** START OF STORED ROWS **

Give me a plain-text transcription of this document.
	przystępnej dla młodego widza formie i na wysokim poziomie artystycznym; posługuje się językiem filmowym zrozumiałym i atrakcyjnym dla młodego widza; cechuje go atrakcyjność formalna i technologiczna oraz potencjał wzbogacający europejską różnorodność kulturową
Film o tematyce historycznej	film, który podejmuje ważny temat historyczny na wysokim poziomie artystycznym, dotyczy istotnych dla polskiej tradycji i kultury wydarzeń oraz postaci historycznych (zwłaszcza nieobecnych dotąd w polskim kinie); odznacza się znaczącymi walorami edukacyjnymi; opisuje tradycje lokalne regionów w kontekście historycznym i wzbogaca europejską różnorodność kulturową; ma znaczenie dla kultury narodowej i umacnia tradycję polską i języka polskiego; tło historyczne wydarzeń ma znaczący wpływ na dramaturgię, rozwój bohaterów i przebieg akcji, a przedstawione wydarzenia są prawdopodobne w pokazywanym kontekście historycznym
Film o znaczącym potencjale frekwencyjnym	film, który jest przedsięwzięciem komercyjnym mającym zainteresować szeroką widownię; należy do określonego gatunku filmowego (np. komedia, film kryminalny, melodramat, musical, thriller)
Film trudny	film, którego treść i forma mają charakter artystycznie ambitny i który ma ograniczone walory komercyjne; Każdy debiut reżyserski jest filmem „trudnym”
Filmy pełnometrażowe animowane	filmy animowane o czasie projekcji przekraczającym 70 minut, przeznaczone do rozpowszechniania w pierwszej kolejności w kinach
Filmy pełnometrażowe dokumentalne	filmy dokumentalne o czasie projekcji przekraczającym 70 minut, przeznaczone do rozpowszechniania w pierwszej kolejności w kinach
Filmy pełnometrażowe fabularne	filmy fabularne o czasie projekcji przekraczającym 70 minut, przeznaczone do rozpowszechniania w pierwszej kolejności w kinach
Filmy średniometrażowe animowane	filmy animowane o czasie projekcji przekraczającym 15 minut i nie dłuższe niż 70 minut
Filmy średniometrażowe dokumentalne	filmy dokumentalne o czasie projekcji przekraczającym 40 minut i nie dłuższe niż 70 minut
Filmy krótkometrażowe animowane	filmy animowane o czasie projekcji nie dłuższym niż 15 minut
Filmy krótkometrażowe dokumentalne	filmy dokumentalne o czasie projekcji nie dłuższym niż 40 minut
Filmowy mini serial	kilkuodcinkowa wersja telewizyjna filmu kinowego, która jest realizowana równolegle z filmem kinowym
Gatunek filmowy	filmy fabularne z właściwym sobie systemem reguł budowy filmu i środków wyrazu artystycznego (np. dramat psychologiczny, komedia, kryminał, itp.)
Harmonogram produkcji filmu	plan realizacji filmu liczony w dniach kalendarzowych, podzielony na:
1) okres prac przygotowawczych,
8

** END OF STORED ROWS **

- DIRECTIVE -
Of the lines above, how many hold the string "europejską"? Answer with only the number.

- THE ANSWER -
2